# [Aim]
Copy each entry as it stands, leaving nothing out.

[Figure content listings]

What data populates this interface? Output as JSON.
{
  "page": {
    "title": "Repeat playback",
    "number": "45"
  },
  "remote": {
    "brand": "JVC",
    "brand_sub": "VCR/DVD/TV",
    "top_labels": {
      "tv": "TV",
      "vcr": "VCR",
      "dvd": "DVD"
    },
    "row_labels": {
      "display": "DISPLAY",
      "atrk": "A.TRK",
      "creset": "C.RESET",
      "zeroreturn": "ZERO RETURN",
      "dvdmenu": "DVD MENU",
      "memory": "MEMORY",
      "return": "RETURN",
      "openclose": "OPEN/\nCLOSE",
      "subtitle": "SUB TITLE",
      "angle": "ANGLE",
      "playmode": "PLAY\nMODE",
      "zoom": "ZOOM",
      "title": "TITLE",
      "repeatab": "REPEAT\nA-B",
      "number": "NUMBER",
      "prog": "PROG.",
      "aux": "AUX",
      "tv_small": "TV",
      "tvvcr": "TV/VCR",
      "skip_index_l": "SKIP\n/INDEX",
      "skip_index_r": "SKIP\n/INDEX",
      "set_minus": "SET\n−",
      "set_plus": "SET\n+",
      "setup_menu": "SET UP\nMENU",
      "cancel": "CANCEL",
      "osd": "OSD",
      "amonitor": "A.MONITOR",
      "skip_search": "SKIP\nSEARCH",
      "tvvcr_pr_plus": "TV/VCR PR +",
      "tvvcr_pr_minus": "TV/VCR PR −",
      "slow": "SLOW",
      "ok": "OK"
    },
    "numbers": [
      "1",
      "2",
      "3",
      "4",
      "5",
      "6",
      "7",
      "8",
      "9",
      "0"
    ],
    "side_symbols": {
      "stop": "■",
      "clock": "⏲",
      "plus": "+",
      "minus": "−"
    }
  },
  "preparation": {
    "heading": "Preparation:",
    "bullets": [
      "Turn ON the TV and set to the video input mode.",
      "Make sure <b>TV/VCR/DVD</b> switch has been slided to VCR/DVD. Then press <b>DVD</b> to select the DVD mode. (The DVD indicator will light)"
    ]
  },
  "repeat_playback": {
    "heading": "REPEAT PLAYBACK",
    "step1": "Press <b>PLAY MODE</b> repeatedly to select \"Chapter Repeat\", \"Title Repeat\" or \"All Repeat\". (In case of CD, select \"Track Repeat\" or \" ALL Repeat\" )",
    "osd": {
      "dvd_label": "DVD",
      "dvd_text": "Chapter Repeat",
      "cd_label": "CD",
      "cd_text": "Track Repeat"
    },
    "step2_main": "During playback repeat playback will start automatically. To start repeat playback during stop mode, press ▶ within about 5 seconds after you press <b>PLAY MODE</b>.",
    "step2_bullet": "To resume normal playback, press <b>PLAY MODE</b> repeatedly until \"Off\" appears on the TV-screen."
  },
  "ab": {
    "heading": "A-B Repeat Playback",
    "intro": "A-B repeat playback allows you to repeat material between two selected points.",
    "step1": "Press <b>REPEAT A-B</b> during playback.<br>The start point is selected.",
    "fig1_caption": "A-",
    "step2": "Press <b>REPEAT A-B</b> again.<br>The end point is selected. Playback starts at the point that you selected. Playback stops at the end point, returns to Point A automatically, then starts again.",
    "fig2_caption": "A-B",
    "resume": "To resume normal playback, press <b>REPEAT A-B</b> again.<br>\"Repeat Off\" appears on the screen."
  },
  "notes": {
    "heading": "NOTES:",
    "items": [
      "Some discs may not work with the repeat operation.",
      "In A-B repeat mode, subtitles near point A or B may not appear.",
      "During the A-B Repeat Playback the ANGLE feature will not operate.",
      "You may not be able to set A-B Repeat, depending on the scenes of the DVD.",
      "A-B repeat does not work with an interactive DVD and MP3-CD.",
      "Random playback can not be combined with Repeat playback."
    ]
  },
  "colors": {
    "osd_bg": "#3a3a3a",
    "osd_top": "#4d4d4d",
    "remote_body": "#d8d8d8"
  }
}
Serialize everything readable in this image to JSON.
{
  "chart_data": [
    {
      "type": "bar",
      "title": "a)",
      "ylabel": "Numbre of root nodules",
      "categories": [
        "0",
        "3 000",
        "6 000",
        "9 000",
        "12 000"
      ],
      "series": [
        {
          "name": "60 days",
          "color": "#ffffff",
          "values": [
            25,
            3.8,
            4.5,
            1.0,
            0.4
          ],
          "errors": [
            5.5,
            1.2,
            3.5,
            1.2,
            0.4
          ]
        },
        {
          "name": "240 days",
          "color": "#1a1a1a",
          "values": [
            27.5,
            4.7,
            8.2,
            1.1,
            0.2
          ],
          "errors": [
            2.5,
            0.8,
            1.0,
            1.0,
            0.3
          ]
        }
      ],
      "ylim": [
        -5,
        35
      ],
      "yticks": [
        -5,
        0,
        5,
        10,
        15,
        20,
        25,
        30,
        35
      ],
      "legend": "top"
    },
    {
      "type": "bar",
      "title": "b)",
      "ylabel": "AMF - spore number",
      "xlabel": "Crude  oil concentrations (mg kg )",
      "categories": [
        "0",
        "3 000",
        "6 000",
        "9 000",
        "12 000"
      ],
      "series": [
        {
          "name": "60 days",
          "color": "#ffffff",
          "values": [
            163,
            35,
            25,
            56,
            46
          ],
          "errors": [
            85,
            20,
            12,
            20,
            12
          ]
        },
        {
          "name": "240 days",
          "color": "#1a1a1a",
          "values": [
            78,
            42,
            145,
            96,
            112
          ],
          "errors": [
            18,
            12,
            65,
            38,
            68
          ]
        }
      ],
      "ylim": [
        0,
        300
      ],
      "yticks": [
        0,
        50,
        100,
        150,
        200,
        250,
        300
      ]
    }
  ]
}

# [Solved problem]
What data populates this interface? Output as JSON.
{
  "page": {
    "title": "Repeat playback",
    "number": "45"
  },
  "remote": {
    "brand": "JVC",
    "brand_sub": "VCR/DVD/TV",
    "top_labels": {
      "tv": "TV",
      "vcr": "VCR",
      "dvd": "DVD"
    },
    "row_labels": {
      "display": "DISPLAY",
      "atrk": "A.TRK",
      "creset": "C.RESET",
      "zeroreturn": "ZERO RETURN",
      "dvdmenu": "DVD MENU",
      "memory": "MEMORY",
      "return": "RETURN",
      "openclose": "OPEN/\nCLOSE",
      "subtitle": "SUB TITLE",
      "angle": "ANGLE",
      "playmode": "PLAY\nMODE",
      "zoom": "ZOOM",
      "title": "TITLE",
      "repeatab": "REPEAT\nA-B",
      "number": "NUMBER",
      "prog": "PROG.",
      "aux": "AUX",
      "tv_small": "TV",
      "tvvcr": "TV/VCR",
      "skip_index_l": "SKIP\n/INDEX",
      "skip_index_r": "SKIP\n/INDEX",
      "set_minus": "SET\n−",
      "set_plus": "SET\n+",
      "setup_menu": "SET UP\nMENU",
      "cancel": "CANCEL",
      "osd": "OSD",
      "amonitor": "A.MONITOR",
      "skip_search": "SKIP\nSEARCH",
      "tvvcr_pr_plus": "TV/VCR PR +",
      "tvvcr_pr_minus": "TV/VCR PR −",
      "slow": "SLOW",
      "ok": "OK"
    },
    "numbers": [
      "1",
      "2",
      "3",
      "4",
      "5",
      "6",
      "7",
      "8",
      "9",
      "0"
    ],
    "side_symbols": {
      "stop": "■",
      "clock": "⏲",
      "plus": "+",
      "minus": "−"
    }
  },
  "preparation": {
    "heading": "Preparation:",
    "bullets": [
      "Turn ON the TV and set to the video input mode.",
      "Make sure <b>TV/VCR/DVD</b> switch has been slided to VCR/DVD. Then press <b>DVD</b> to select the DVD mode. (The DVD indicator will light)"
    ]
  },
  "repeat_playback": {
    "heading": "REPEAT PLAYBACK",
    "step1": "Press <b>PLAY MODE</b> repeatedly to select \"Chapter Repeat\", \"Title Repeat\" or \"All Repeat\". (In case of CD, select \"Track Repeat\" or \" ALL Repeat\" )",
    "osd": {
      "dvd_label": "DVD",
      "dvd_text": "Chapter Repeat",
      "cd_label": "CD",
      "cd_text": "Track Repeat"
    },
    "step2_main": "During playback repeat playback will start automatically. To start repeat playback during stop mode, press ▶ within about 5 seconds after you press <b>PLAY MODE</b>.",
    "step2_bullet": "To resume normal playback, press <b>PLAY MODE</b> repeatedly until \"Off\" appears on the TV-screen."
  },
  "ab": {
    "heading": "A-B Repeat Playback",
    "intro": "A-B repeat playback allows you to repeat material between two selected points.",
    "step1": "Press <b>REPEAT A-B</b> during playback.<br>The start point is selected.",
    "fig1_caption": "A-",
    "step2": "Press <b>REPEAT A-B</b> again.<br>The end point is selected. Playback starts at the point that you selected. Playback stops at the end point, returns to Point A automatically, then starts again.",
    "fig2_caption": "A-B",
    "resume": "To resume normal playback, press <b>REPEAT A-B</b> again.<br>\"Repeat Off\" appears on the screen."
  },
  "notes": {
    "heading": "NOTES:",
    "items": [
      "Some discs may not work with the repeat operation.",
      "In A-B repeat mode, subtitles near point A or B may not appear.",
      "During the A-B Repeat Playback the ANGLE feature will not operate.",
      "You may not be able to set A-B Repeat, depending on the scenes of the DVD.",
      "A-B repeat does not work with an interactive DVD and MP3-CD.",
      "Random playback can not be combined with Repeat playback."
    ]
  },
  "colors": {
    "osd_bg": "#3a3a3a",
    "osd_top": "#4d4d4d",
    "remote_body": "#d8d8d8"
  }
}
Serialize everything readable in this image to JSON.
{
  "chart_data": [
    {
      "type": "bar",
      "title": "a)",
      "ylabel": "Numbre of root nodules",
      "categories": [
        "0",
        "3 000",
        "6 000",
        "9 000",
        "12 000"
      ],
      "series": [
        {
          "name": "60 days",
          "color": "#ffffff",
          "values": [
            25,
            3.8,
            4.5,
            1.0,
            0.4
          ],
          "errors": [
            5.5,
            1.2,
            3.5,
            1.2,
            0.4
          ]
        },
        {
          "name": "240 days",
          "color": "#1a1a1a",
          "values": [
            27.5,
            4.7,
            8.2,
            1.1,
            0.2
          ],
          "errors": [
            2.5,
            0.8,
            1.0,
            1.0,
            0.3
          ]
        }
      ],
      "ylim": [
        -5,
        35
      ],
      "yticks": [
        -5,
        0,
        5,
        10,
        15,
        20,
        25,
        30,
        35
      ],
      "legend": "top"
    },
    {
      "type": "bar",
      "title": "b)",
      "ylabel": "AMF - spore number",
      "xlabel": "Crude  oil concentrations (mg kg )",
      "categories": [
        "0",
        "3 000",
        "6 000",
        "9 000",
        "12 000"
      ],
      "series": [
        {
          "name": "60 days",
          "color": "#ffffff",
          "values": [
            163,
            35,
            25,
            56,
            46
          ],
          "errors": [
            85,
            20,
            12,
            20,
            12
          ]
        },
        {
          "name": "240 days",
          "color": "#1a1a1a",
          "values": [
            78,
            42,
            145,
            96,
            112
          ],
          "errors": [
            18,
            12,
            65,
            38,
            68
          ]
        }
      ],
      "ylim": [
        0,
        300
      ],
      "yticks": [
        0,
        50,
        100,
        150,
        200,
        250,
        300
      ]
    }
  ]
}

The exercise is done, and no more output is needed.